- **DATA PROVIDED**
▽

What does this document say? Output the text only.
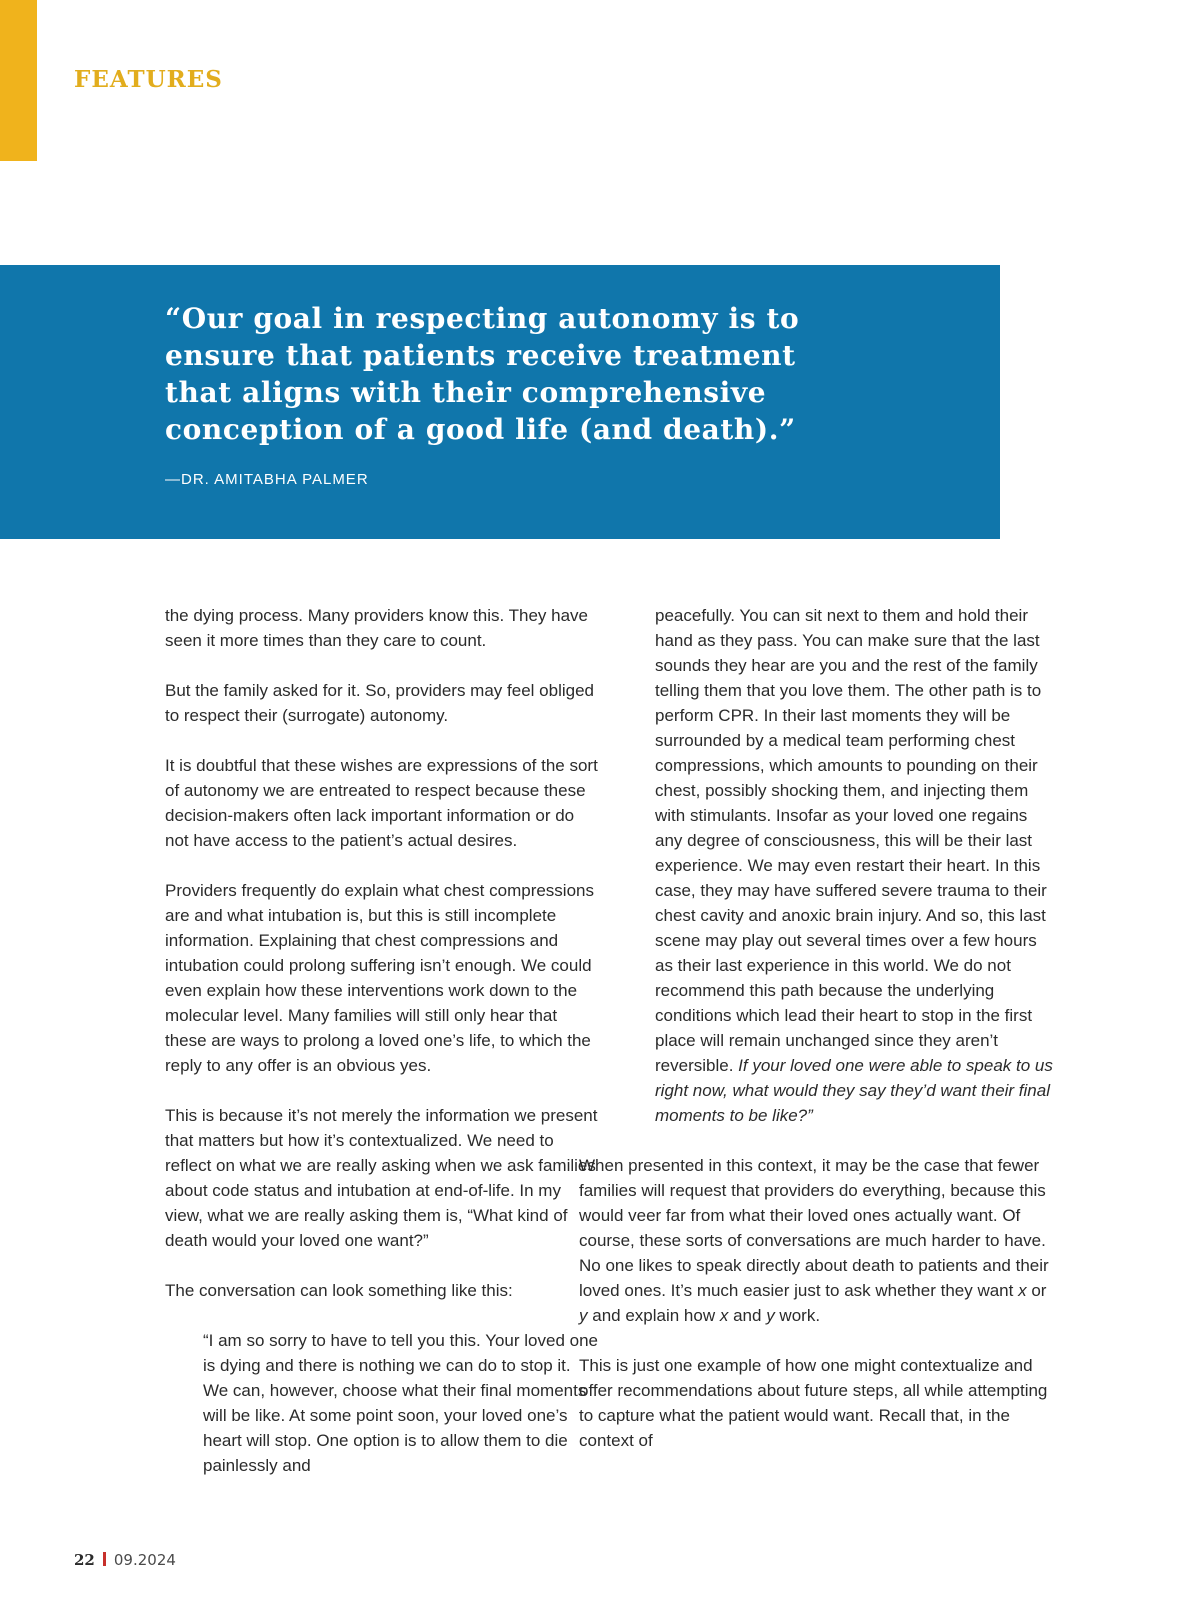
FEATURES

“Our goal in respecting autonomy is to ensure that patients receive treatment that aligns with their comprehensive conception of a good life (and death).”

—DR. AMITABHA PALMER

the dying process. Many providers know this. They have seen it more times than they care to count.

But the family asked for it. So, providers may feel obliged to respect their (surrogate) autonomy.

It is doubtful that these wishes are expressions of the sort of autonomy we are entreated to respect because these decision-makers often lack important information or do not have access to the patient’s actual desires.

Providers frequently do explain what chest compressions are and what intubation is, but this is still incomplete information. Explaining that chest compressions and intubation could prolong suffering isn’t enough. We could even explain how these interventions work down to the molecular level. Many families will still only hear that these are ways to prolong a loved one’s life, to which the reply to any offer is an obvious yes.

This is because it’s not merely the information we present that matters but how it’s contextualized. We need to reflect on what we are really asking when we ask families about code status and intubation at end-of-life. In my view, what we are really asking them is, “What kind of death would your loved one want?”

The conversation can look something like this:

“I am so sorry to have to tell you this. Your loved one is dying and there is nothing we can do to stop it. We can, however, choose what their final moments will be like. At some point soon, your loved one’s heart will stop. One option is to allow them to die painlessly and

peacefully. You can sit next to them and hold their hand as they pass. You can make sure that the last sounds they hear are you and the rest of the family telling them that you love them. The other path is to perform CPR. In their last moments they will be surrounded by a medical team performing chest compressions, which amounts to pounding on their chest, possibly shocking them, and injecting them with stimulants. Insofar as your loved one regains any degree of consciousness, this will be their last experience. We may even restart their heart. In this case, they may have suffered severe trauma to their chest cavity and anoxic brain injury. And so, this last scene may play out several times over a few hours as their last experience in this world. We do not recommend this path because the underlying conditions which lead their heart to stop in the first place will remain unchanged since they aren’t reversible. If your loved one were able to speak to us right now, what would they say they’d want their final moments to be like?”

When presented in this context, it may be the case that fewer families will request that providers do everything, because this would veer far from what their loved ones actually want. Of course, these sorts of conversations are much harder to have. No one likes to speak directly about death to patients and their loved ones. It’s much easier just to ask whether they want x or y and explain how x and y work.

This is just one example of how one might contextualize and offer recommendations about future steps, all while attempting to capture what the patient would want. Recall that, in the context of

22 09.2024
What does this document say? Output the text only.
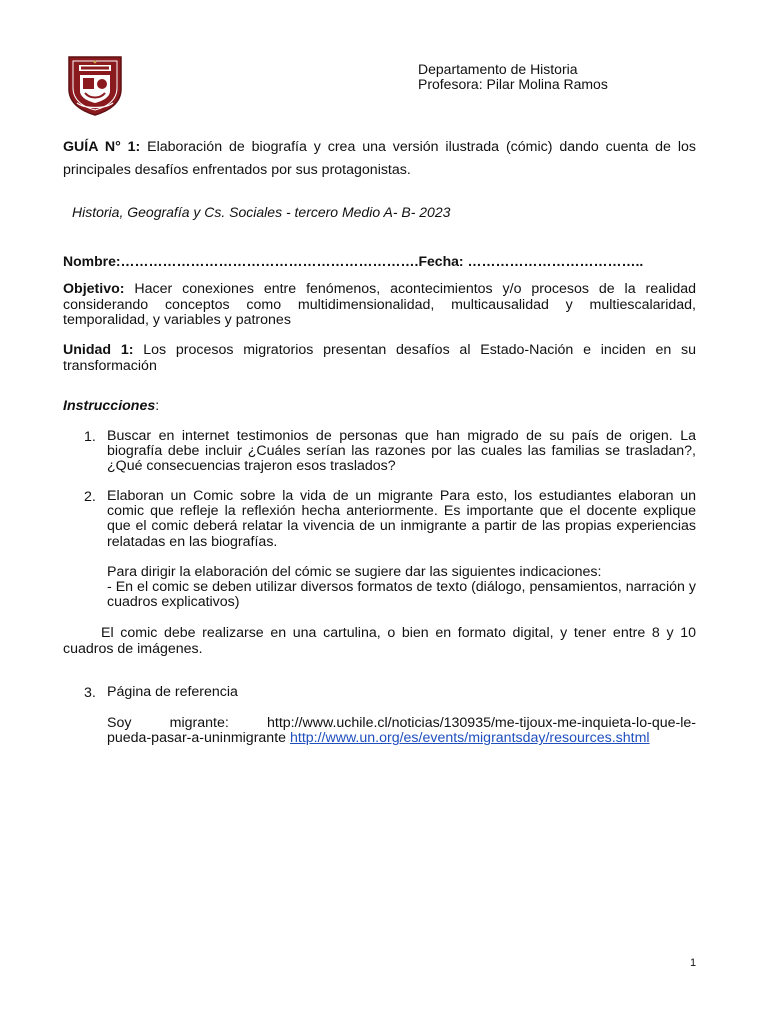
Departamento de Historia
Profesora: Pilar Molina Ramos
GUÍA N° 1: Elaboración de biografía y crea una versión ilustrada (cómic) dando cuenta de los principales desafíos enfrentados por sus protagonistas.
Historia, Geografía y Cs. Sociales - tercero Medio A- B- 2023
Nombre:……………………………………………………….Fecha: ………………………………..
Objetivo: Hacer conexiones entre fenómenos, acontecimientos y/o procesos de la realidad considerando conceptos como multidimensionalidad, multicausalidad y multiescalaridad, temporalidad, y variables y patrones
Unidad 1: Los procesos migratorios presentan desafíos al Estado-Nación e inciden en su transformación
Instrucciones:
1. Buscar en internet testimonios de personas que han migrado de su país de origen. La biografía debe incluir ¿Cuáles serían las razones por las cuales las familias se trasladan?, ¿Qué consecuencias trajeron esos traslados?
2. Elaboran un Comic sobre la vida de un migrante Para esto, los estudiantes elaboran un comic que refleje la reflexión hecha anteriormente. Es importante que el docente explique que el comic deberá relatar la vivencia de un inmigrante a partir de las propias experiencias relatadas en las biografías.
Para dirigir la elaboración del cómic se sugiere dar las siguientes indicaciones:
- En el comic se deben utilizar diversos formatos de texto (diálogo, pensamientos, narración y cuadros explicativos)
El comic debe realizarse en una cartulina, o bien en formato digital, y tener entre 8 y 10 cuadros de imágenes.
3. Página de referencia
Soy	migrante:	http://www.uchile.cl/noticias/130935/me-tijoux-me-inquieta-lo-que-le-
pueda-pasar-a-uninmigrante http://www.un.org/es/events/migrantsday/resources.shtml
1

△

- **EXERCISE BRIEF**
All of the material above should be copied exactly, minus the pictures.

- **REPLY TO THE TASK**
What does this document say? Output the text only.
FEATURES

“Our goal in respecting autonomy is to ensure that patients receive treatment that aligns with their comprehensive conception of a good life (and death).”

—DR. AMITABHA PALMER

the dying process. Many providers know this. They have seen it more times than they care to count.

But the family asked for it. So, providers may feel obliged to respect their (surrogate) autonomy.

It is doubtful that these wishes are expressions of the sort of autonomy we are entreated to respect because these decision-makers often lack important information or do not have access to the patient’s actual desires.

Providers frequently do explain what chest compressions are and what intubation is, but this is still incomplete information. Explaining that chest compressions and intubation could prolong suffering isn’t enough. We could even explain how these interventions work down to the molecular level. Many families will still only hear that these are ways to prolong a loved one’s life, to which the reply to any offer is an obvious yes.

This is because it’s not merely the information we present that matters but how it’s contextualized. We need to reflect on what we are really asking when we ask families about code status and intubation at end-of-life. In my view, what we are really asking them is, “What kind of death would your loved one want?”

The conversation can look something like this:

“I am so sorry to have to tell you this. Your loved one is dying and there is nothing we can do to stop it. We can, however, choose what their final moments will be like. At some point soon, your loved one’s heart will stop. One option is to allow them to die painlessly and

peacefully. You can sit next to them and hold their hand as they pass. You can make sure that the last sounds they hear are you and the rest of the family telling them that you love them. The other path is to perform CPR. In their last moments they will be surrounded by a medical team performing chest compressions, which amounts to pounding on their chest, possibly shocking them, and injecting them with stimulants. Insofar as your loved one regains any degree of consciousness, this will be their last experience. We may even restart their heart. In this case, they may have suffered severe trauma to their chest cavity and anoxic brain injury. And so, this last scene may play out several times over a few hours as their last experience in this world. We do not recommend this path because the underlying conditions which lead their heart to stop in the first place will remain unchanged since they aren’t reversible. If your loved one were able to speak to us right now, what would they say they’d want their final moments to be like?”

When presented in this context, it may be the case that fewer families will request that providers do everything, because this would veer far from what their loved ones actually want. Of course, these sorts of conversations are much harder to have. No one likes to speak directly about death to patients and their loved ones. It’s much easier just to ask whether they want x or y and explain how x and y work.

This is just one example of how one might contextualize and offer recommendations about future steps, all while attempting to capture what the patient would want. Recall that, in the context of

22 09.2024
What does this document say? Output the text only.
Departamento de Historia
Profesora: Pilar Molina Ramos
GUÍA N° 1: Elaboración de biografía y crea una versión ilustrada (cómic) dando cuenta de los principales desafíos enfrentados por sus protagonistas.
Historia, Geografía y Cs. Sociales - tercero Medio A- B- 2023
Nombre:……………………………………………………….Fecha: ………………………………..
Objetivo: Hacer conexiones entre fenómenos, acontecimientos y/o procesos de la realidad considerando conceptos como multidimensionalidad, multicausalidad y multiescalaridad, temporalidad, y variables y patrones
Unidad 1: Los procesos migratorios presentan desafíos al Estado-Nación e inciden en su transformación
Instrucciones:
1. Buscar en internet testimonios de personas que han migrado de su país de origen. La biografía debe incluir ¿Cuáles serían las razones por las cuales las familias se trasladan?, ¿Qué consecuencias trajeron esos traslados?
2. Elaboran un Comic sobre la vida de un migrante Para esto, los estudiantes elaboran un comic que refleje la reflexión hecha anteriormente. Es importante que el docente explique que el comic deberá relatar la vivencia de un inmigrante a partir de las propias experiencias relatadas en las biografías.
Para dirigir la elaboración del cómic se sugiere dar las siguientes indicaciones:
- En el comic se deben utilizar diversos formatos de texto (diálogo, pensamientos, narración y cuadros explicativos)
El comic debe realizarse en una cartulina, o bien en formato digital, y tener entre 8 y 10 cuadros de imágenes.
3. Página de referencia
Soy	migrante:	http://www.uchile.cl/noticias/130935/me-tijoux-me-inquieta-lo-que-le-
pueda-pasar-a-uninmigrante http://www.un.org/es/events/migrantsday/resources.shtml
1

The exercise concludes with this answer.